Each record needs to be echoed exactly; can you do that?

## Input rows
────────

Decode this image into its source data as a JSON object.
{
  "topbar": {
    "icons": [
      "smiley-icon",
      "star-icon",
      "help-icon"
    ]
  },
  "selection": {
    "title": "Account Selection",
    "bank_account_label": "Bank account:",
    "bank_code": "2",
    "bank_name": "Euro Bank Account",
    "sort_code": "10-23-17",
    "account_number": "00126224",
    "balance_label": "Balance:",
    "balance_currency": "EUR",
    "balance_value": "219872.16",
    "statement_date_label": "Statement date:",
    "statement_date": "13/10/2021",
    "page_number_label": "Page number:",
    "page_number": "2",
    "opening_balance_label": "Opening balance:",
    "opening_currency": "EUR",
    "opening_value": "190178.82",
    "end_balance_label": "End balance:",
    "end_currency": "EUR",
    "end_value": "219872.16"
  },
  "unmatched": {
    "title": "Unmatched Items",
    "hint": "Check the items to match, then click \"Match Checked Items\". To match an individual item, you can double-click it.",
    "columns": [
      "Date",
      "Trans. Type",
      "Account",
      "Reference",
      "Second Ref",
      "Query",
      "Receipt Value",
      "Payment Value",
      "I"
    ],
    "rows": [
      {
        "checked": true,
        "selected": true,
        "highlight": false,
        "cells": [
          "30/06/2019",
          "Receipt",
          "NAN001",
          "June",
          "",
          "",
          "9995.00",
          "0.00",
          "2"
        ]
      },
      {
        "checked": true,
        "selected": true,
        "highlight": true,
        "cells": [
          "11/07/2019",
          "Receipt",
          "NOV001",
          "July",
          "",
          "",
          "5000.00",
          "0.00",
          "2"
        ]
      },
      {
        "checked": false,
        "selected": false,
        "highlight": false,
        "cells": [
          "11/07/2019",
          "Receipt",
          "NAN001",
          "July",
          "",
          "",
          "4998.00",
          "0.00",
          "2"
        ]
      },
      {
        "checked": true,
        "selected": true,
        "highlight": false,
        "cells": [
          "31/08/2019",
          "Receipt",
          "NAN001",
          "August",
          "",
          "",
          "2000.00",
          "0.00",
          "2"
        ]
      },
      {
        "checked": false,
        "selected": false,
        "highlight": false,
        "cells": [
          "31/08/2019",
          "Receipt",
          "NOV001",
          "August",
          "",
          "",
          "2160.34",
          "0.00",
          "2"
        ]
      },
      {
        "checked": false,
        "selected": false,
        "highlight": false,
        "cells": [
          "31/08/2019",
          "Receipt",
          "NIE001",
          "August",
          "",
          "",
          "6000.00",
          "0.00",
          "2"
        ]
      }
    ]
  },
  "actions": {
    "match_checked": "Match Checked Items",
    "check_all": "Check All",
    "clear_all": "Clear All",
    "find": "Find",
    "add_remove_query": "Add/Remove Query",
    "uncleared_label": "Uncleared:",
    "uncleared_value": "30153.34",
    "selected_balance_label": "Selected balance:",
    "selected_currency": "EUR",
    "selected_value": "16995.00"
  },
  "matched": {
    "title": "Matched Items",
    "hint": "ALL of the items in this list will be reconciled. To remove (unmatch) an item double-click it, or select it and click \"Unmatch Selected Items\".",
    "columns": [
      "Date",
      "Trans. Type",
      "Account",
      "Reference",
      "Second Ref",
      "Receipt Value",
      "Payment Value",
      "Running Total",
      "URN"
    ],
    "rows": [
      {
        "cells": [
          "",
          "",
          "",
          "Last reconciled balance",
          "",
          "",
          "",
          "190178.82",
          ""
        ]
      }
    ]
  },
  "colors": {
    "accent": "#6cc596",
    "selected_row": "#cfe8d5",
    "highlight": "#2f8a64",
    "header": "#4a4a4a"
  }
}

────────

## Solution to this exercise
Decode this image into its source data as a JSON object.
{
  "topbar": {
    "icons": [
      "smiley-icon",
      "star-icon",
      "help-icon"
    ]
  },
  "selection": {
    "title": "Account Selection",
    "bank_account_label": "Bank account:",
    "bank_code": "2",
    "bank_name": "Euro Bank Account",
    "sort_code": "10-23-17",
    "account_number": "00126224",
    "balance_label": "Balance:",
    "balance_currency": "EUR",
    "balance_value": "219872.16",
    "statement_date_label": "Statement date:",
    "statement_date": "13/10/2021",
    "page_number_label": "Page number:",
    "page_number": "2",
    "opening_balance_label": "Opening balance:",
    "opening_currency": "EUR",
    "opening_value": "190178.82",
    "end_balance_label": "End balance:",
    "end_currency": "EUR",
    "end_value": "219872.16"
  },
  "unmatched": {
    "title": "Unmatched Items",
    "hint": "Check the items to match, then click \"Match Checked Items\". To match an individual item, you can double-click it.",
    "columns": [
      "Date",
      "Trans. Type",
      "Account",
      "Reference",
      "Second Ref",
      "Query",
      "Receipt Value",
      "Payment Value",
      "I"
    ],
    "rows": [
      {
        "checked": true,
        "selected": true,
        "highlight": false,
        "cells": [
          "30/06/2019",
          "Receipt",
          "NAN001",
          "June",
          "",
          "",
          "9995.00",
          "0.00",
          "2"
        ]
      },
      {
        "checked": true,
        "selected": true,
        "highlight": true,
        "cells": [
          "11/07/2019",
          "Receipt",
          "NOV001",
          "July",
          "",
          "",
          "5000.00",
          "0.00",
          "2"
        ]
      },
      {
        "checked": false,
        "selected": false,
        "highlight": false,
        "cells": [
          "11/07/2019",
          "Receipt",
          "NAN001",
          "July",
          "",
          "",
          "4998.00",
          "0.00",
          "2"
        ]
      },
      {
        "checked": true,
        "selected": true,
        "highlight": false,
        "cells": [
          "31/08/2019",
          "Receipt",
          "NAN001",
          "August",
          "",
          "",
          "2000.00",
          "0.00",
          "2"
        ]
      },
      {
        "checked": false,
        "selected": false,
        "highlight": false,
        "cells": [
          "31/08/2019",
          "Receipt",
          "NOV001",
          "August",
          "",
          "",
          "2160.34",
          "0.00",
          "2"
        ]
      },
      {
        "checked": false,
        "selected": false,
        "highlight": false,
        "cells": [
          "31/08/2019",
          "Receipt",
          "NIE001",
          "August",
          "",
          "",
          "6000.00",
          "0.00",
          "2"
        ]
      }
    ]
  },
  "actions": {
    "match_checked": "Match Checked Items",
    "check_all": "Check All",
    "clear_all": "Clear All",
    "find": "Find",
    "add_remove_query": "Add/Remove Query",
    "uncleared_label": "Uncleared:",
    "uncleared_value": "30153.34",
    "selected_balance_label": "Selected balance:",
    "selected_currency": "EUR",
    "selected_value": "16995.00"
  },
  "matched": {
    "title": "Matched Items",
    "hint": "ALL of the items in this list will be reconciled. To remove (unmatch) an item double-click it, or select it and click \"Unmatch Selected Items\".",
    "columns": [
      "Date",
      "Trans. Type",
      "Account",
      "Reference",
      "Second Ref",
      "Receipt Value",
      "Payment Value",
      "Running Total",
      "URN"
    ],
    "rows": [
      {
        "cells": [
          "",
          "",
          "",
          "Last reconciled balance",
          "",
          "",
          "",
          "190178.82",
          ""
        ]
      }
    ]
  },
  "colors": {
    "accent": "#6cc596",
    "selected_row": "#cfe8d5",
    "highlight": "#2f8a64",
    "header": "#4a4a4a"
  }
}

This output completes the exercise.